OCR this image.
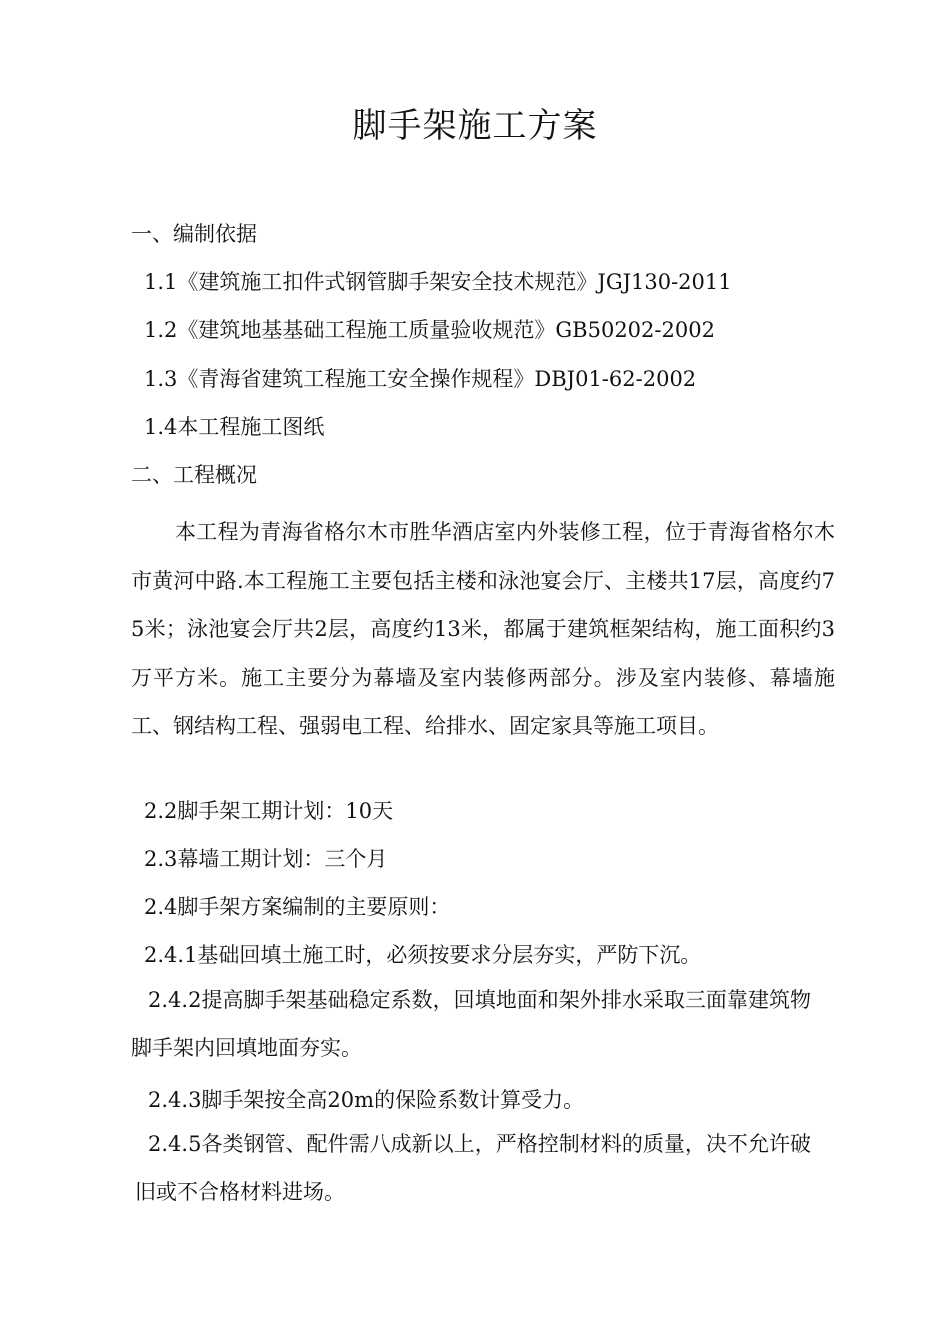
脚手架施工方案

一、编制依据

1.1《建筑施工扣件式钢管脚手架安全技术规范》JGJ130-2011

1.2《建筑地基基础工程施工质量验收规范》GB50202-2002

1.3《青海省建筑工程施工安全操作规程》DBJ01-62-2002

1.4本工程施工图纸

二、工程概况

本工程为青海省格尔木市胜华酒店室内外装修工程，位于青海省格尔木市黄河中路.本工程施工主要包括主楼和泳池宴会厅、主楼共17层，高度约75米；泳池宴会厅共2层，高度约13米，都属于建筑框架结构，施工面积约3万平方米。施工主要分为幕墙及室内装修两部分。涉及室内装修、幕墙施工、钢结构工程、强弱电工程、给排水、固定家具等施工项目。

2.2脚手架工期计划：10天

2.3幕墙工期计划：三个月

2.4脚手架方案编制的主要原则：

2.4.1基础回填土施工时，必须按要求分层夯实，严防下沉。

2.4.2提高脚手架基础稳定系数，回填地面和架外排水采取三面靠建筑物脚手架内回填地面夯实。

2.4.3脚手架按全高20m的保险系数计算受力。

2.4.5各类钢管、配件需八成新以上，严格控制材料的质量，决不允许破旧或不合格材料进场。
+ + + +
WORK TO BE COMPLETED:
Skip the pictures and print each record exactly as it stands.

ANSWER TO THE PROBLEM:
OCR this image.
脚手架施工方案

一、编制依据

1.1《建筑施工扣件式钢管脚手架安全技术规范》JGJ130-2011

1.2《建筑地基基础工程施工质量验收规范》GB50202-2002

1.3《青海省建筑工程施工安全操作规程》DBJ01-62-2002

1.4本工程施工图纸

二、工程概况

本工程为青海省格尔木市胜华酒店室内外装修工程，位于青海省格尔木市黄河中路.本工程施工主要包括主楼和泳池宴会厅、主楼共17层，高度约75米；泳池宴会厅共2层，高度约13米，都属于建筑框架结构，施工面积约3万平方米。施工主要分为幕墙及室内装修两部分。涉及室内装修、幕墙施工、钢结构工程、强弱电工程、给排水、固定家具等施工项目。

2.2脚手架工期计划：10天

2.3幕墙工期计划：三个月

2.4脚手架方案编制的主要原则：

2.4.1基础回填土施工时，必须按要求分层夯实，严防下沉。

2.4.2提高脚手架基础稳定系数，回填地面和架外排水采取三面靠建筑物脚手架内回填地面夯实。

2.4.3脚手架按全高20m的保险系数计算受力。

2.4.5各类钢管、配件需八成新以上，严格控制材料的质量，决不允许破旧或不合格材料进场。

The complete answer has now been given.